• **Source records**:
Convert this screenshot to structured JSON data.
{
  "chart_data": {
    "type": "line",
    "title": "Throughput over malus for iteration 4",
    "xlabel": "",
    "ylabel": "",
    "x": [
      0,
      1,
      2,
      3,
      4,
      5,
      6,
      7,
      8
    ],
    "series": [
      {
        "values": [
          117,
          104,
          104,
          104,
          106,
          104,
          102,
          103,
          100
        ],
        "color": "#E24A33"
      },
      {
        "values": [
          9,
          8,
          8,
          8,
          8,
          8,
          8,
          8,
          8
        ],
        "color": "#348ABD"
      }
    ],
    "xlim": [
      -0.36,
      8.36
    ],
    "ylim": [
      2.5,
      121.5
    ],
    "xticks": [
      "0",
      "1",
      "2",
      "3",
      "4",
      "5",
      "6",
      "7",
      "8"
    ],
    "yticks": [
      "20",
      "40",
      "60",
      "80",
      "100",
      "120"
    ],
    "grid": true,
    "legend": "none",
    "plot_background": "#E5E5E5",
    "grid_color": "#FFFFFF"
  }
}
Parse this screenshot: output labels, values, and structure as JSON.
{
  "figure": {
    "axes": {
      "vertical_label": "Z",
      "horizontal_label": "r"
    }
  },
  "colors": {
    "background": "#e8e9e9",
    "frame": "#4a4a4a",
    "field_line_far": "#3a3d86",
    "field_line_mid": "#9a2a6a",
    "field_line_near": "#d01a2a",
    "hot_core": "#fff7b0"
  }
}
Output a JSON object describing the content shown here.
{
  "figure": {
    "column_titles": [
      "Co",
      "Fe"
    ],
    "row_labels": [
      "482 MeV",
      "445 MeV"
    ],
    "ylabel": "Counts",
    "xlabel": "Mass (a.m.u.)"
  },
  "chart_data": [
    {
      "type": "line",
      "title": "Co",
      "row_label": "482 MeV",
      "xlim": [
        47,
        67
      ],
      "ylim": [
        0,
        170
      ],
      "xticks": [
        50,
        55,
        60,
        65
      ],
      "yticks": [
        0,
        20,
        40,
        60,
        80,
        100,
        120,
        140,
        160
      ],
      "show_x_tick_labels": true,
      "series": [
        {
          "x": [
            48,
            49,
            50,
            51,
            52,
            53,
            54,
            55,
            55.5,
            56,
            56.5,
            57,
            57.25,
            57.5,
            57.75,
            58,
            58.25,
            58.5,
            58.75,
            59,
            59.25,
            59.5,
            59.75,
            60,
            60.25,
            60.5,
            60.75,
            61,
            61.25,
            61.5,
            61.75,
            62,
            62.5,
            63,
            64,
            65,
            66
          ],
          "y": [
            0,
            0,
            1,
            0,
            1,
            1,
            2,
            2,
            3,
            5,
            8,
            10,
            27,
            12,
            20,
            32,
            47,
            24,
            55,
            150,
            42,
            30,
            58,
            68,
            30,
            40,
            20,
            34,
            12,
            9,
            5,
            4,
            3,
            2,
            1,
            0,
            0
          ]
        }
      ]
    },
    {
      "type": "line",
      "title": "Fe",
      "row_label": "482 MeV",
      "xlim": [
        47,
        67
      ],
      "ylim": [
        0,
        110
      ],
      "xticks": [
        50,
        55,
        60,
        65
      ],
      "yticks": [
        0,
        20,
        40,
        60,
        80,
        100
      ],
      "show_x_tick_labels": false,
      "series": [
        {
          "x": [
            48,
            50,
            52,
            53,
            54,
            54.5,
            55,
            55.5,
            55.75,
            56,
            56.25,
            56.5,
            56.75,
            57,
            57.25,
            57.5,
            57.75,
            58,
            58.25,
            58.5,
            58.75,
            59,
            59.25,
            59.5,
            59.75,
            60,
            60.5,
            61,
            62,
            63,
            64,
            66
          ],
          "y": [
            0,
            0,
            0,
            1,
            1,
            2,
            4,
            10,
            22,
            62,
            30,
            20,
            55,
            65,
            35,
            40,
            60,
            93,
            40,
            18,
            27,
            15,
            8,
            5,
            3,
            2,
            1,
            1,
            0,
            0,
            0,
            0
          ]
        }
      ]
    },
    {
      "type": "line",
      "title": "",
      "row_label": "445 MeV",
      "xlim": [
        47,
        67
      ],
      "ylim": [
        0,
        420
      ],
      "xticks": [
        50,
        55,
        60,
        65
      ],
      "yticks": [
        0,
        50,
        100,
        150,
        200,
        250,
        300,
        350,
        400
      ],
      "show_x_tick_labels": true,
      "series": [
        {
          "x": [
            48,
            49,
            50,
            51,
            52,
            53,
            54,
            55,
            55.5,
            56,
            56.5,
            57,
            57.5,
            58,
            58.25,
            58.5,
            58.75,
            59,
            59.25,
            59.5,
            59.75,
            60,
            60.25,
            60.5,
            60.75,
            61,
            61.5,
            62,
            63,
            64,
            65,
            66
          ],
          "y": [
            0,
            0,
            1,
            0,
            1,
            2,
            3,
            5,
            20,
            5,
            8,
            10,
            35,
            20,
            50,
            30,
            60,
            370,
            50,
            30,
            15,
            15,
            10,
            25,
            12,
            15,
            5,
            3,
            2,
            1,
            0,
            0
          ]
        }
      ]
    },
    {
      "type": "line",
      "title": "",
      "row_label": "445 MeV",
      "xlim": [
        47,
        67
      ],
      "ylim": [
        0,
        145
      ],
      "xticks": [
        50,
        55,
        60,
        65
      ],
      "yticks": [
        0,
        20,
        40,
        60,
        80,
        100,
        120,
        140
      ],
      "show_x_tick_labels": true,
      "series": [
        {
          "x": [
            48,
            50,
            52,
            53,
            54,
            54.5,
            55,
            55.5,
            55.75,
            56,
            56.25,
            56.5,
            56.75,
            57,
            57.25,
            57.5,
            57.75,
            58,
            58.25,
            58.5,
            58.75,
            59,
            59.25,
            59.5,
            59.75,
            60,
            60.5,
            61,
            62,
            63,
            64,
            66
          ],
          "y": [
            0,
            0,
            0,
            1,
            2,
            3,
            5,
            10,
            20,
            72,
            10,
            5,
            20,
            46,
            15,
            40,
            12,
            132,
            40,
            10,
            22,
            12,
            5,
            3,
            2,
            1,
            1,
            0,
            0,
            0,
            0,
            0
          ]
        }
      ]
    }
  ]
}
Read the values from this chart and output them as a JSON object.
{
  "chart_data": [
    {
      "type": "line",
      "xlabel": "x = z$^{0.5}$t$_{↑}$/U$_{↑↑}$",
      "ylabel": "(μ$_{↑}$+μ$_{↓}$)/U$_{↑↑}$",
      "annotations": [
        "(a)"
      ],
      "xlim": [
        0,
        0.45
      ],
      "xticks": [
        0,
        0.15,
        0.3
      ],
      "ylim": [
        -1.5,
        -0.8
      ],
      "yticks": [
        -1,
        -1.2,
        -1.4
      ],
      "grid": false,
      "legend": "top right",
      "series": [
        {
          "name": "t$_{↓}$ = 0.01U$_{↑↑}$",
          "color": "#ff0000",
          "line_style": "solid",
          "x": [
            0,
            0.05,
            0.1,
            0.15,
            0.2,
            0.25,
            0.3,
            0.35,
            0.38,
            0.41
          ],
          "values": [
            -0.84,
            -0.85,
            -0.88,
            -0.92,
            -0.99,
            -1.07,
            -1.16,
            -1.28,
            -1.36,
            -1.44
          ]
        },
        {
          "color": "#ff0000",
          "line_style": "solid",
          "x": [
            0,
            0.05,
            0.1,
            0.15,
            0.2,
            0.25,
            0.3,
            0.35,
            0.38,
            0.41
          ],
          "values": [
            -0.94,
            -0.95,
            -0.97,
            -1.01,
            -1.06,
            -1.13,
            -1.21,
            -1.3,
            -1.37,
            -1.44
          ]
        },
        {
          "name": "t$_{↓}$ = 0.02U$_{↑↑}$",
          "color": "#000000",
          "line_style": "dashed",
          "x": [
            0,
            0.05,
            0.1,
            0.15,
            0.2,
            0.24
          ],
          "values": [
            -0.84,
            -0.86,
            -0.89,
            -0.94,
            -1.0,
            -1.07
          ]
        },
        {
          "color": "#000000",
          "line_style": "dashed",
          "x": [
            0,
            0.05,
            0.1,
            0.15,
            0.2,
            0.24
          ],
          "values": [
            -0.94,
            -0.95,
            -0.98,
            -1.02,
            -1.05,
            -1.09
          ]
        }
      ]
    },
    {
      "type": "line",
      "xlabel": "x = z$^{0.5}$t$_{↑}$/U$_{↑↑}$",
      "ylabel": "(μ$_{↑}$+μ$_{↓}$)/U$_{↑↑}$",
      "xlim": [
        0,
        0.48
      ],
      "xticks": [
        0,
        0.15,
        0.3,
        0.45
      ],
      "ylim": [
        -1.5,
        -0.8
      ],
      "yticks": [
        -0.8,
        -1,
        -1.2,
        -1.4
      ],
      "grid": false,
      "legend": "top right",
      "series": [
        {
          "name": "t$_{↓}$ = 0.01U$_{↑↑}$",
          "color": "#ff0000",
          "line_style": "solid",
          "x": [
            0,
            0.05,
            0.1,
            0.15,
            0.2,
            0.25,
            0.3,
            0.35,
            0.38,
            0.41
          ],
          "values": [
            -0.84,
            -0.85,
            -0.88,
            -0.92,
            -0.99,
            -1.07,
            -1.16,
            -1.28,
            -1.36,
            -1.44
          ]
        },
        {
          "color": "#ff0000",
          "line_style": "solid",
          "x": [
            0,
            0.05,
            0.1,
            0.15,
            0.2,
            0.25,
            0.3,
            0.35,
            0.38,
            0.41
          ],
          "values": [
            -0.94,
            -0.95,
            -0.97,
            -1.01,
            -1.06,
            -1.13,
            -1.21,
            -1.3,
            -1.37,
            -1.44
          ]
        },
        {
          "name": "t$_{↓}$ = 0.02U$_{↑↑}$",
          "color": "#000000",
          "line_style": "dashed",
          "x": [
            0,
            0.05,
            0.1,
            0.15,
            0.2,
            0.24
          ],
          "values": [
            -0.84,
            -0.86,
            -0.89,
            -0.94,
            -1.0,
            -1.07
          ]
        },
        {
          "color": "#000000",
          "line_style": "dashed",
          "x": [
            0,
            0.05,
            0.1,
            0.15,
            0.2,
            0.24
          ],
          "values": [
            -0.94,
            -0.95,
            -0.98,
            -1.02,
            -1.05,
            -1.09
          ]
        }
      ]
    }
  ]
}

• **Your objective**: Copy all lines above containing the string "xlabel".

• **Expected answer**:
    "xlabel": "",
    "xlabel": "Mass (a.m.u.)"
      "xlabel": "x = z$^{0.5}$t$_{↑}$/U$_{↑↑}$",
      "xlabel": "x = z$^{0.5}$t$_{↑}$/U$_{↑↑}$",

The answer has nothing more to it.